**Collected data entries**
= = =

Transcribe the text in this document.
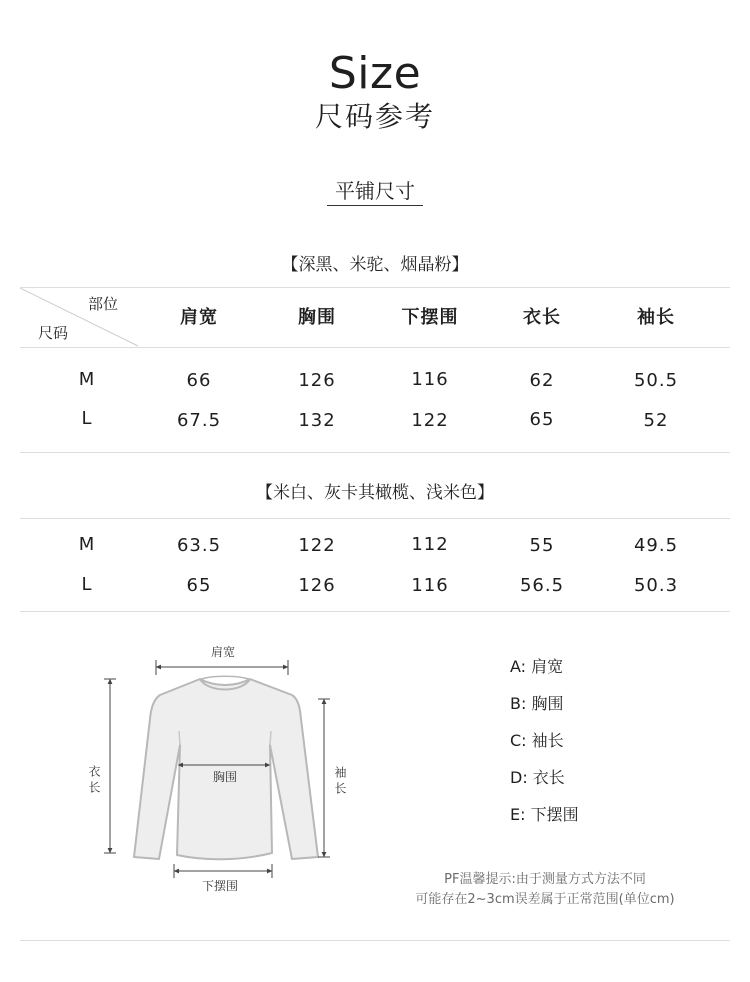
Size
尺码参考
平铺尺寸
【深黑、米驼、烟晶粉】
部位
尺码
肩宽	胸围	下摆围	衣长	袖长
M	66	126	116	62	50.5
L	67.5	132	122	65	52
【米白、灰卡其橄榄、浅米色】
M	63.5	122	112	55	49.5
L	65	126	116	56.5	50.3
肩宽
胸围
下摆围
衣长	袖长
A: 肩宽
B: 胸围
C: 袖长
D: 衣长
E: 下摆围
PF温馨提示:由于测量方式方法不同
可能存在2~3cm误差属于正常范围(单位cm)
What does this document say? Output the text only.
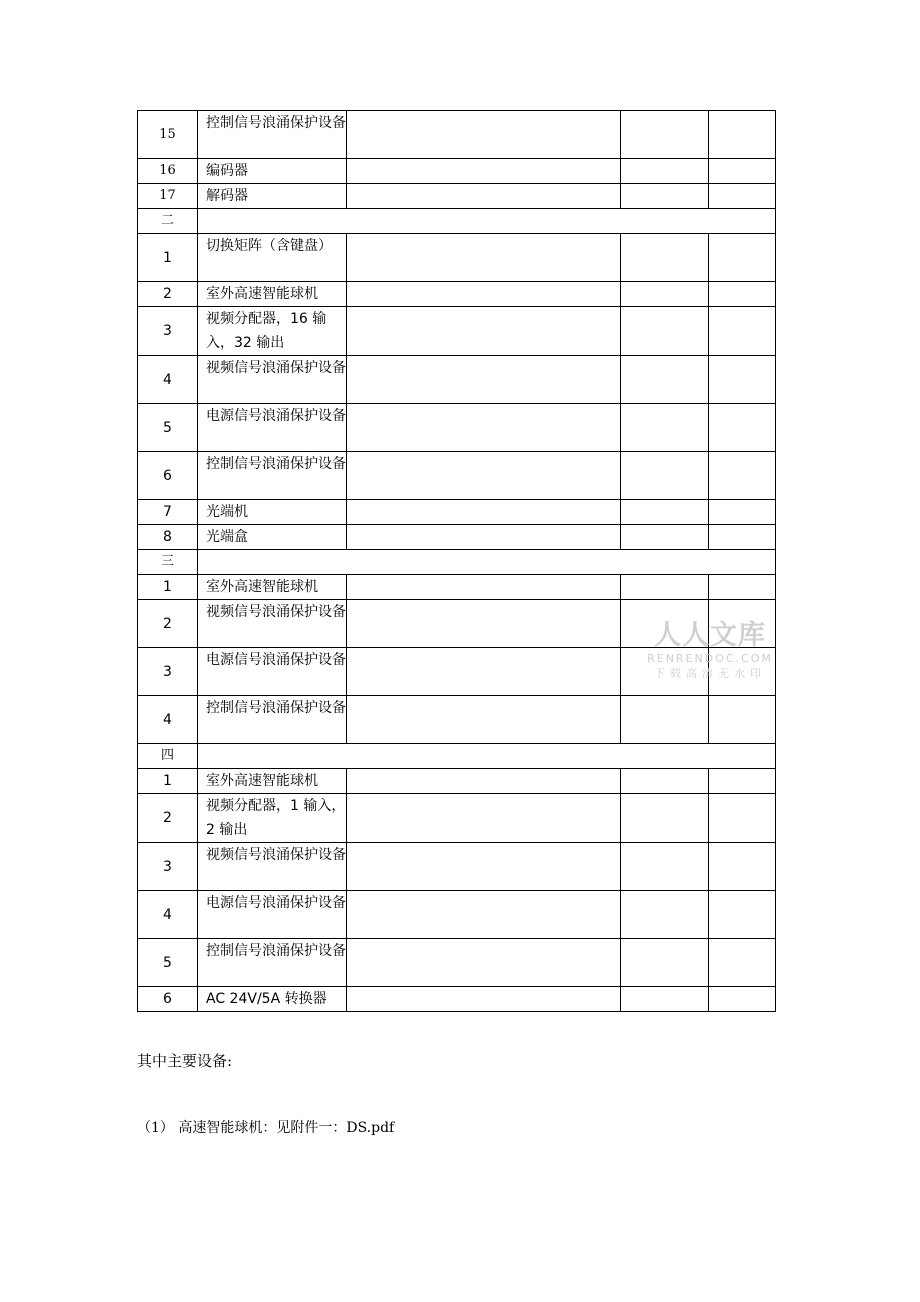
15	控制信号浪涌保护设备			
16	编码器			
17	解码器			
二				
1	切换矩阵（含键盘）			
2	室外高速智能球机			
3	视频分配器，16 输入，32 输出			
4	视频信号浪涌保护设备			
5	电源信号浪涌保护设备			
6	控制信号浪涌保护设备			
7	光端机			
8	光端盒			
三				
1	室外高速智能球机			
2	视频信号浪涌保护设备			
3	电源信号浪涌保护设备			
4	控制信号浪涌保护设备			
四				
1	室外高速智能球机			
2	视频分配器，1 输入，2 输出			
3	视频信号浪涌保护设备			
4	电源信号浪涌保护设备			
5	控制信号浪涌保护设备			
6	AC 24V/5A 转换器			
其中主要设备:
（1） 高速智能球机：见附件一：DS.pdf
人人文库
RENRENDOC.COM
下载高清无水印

= = =

Write out the whole listing again, exactly, with no pictures.

**Right answer**
Transcribe the text in this document.
Size
尺码参考
平铺尺寸
【深黑、米驼、烟晶粉】
部位
尺码
肩宽	胸围	下摆围	衣长	袖长
M	66	126	116	62	50.5
L	67.5	132	122	65	52
【米白、灰卡其橄榄、浅米色】
M	63.5	122	112	55	49.5
L	65	126	116	56.5	50.3
肩宽
胸围
下摆围
衣长	袖长
A: 肩宽
B: 胸围
C: 袖长
D: 衣长
E: 下摆围
PF温馨提示:由于测量方式方法不同
可能存在2~3cm误差属于正常范围(单位cm)
What does this document say? Output the text only.
15	控制信号浪涌保护设备			
16	编码器			
17	解码器			
二				
1	切换矩阵（含键盘）			
2	室外高速智能球机			
3	视频分配器，16 输入，32 输出			
4	视频信号浪涌保护设备			
5	电源信号浪涌保护设备			
6	控制信号浪涌保护设备			
7	光端机			
8	光端盒			
三				
1	室外高速智能球机			
2	视频信号浪涌保护设备			
3	电源信号浪涌保护设备			
4	控制信号浪涌保护设备			
四				
1	室外高速智能球机			
2	视频分配器，1 输入，2 输出			
3	视频信号浪涌保护设备			
4	电源信号浪涌保护设备			
5	控制信号浪涌保护设备			
6	AC 24V/5A 转换器			
其中主要设备:
（1） 高速智能球机：见附件一：DS.pdf
人人文库
RENRENDOC.COM
下载高清无水印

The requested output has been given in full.